» **Task goal**: Please return the full listing below without altering anything.
[Start The data]
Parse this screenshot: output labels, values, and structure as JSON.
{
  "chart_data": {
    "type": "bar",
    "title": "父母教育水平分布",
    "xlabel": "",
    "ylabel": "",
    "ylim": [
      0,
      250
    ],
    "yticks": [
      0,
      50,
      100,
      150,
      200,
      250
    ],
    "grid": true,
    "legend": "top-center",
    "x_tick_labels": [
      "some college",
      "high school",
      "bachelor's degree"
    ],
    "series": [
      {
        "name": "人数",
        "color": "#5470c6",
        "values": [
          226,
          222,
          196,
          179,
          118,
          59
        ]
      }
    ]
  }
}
[End The data]
» **Complete output**:
Parse this screenshot: output labels, values, and structure as JSON.
{
  "chart_data": {
    "type": "bar",
    "title": "父母教育水平分布",
    "xlabel": "",
    "ylabel": "",
    "ylim": [
      0,
      250
    ],
    "yticks": [
      0,
      50,
      100,
      150,
      200,
      250
    ],
    "grid": true,
    "legend": "top-center",
    "x_tick_labels": [
      "some college",
      "high school",
      "bachelor's degree"
    ],
    "series": [
      {
        "name": "人数",
        "color": "#5470c6",
        "values": [
          226,
          222,
          196,
          179,
          118,
          59
        ]
      }
    ]
  }
}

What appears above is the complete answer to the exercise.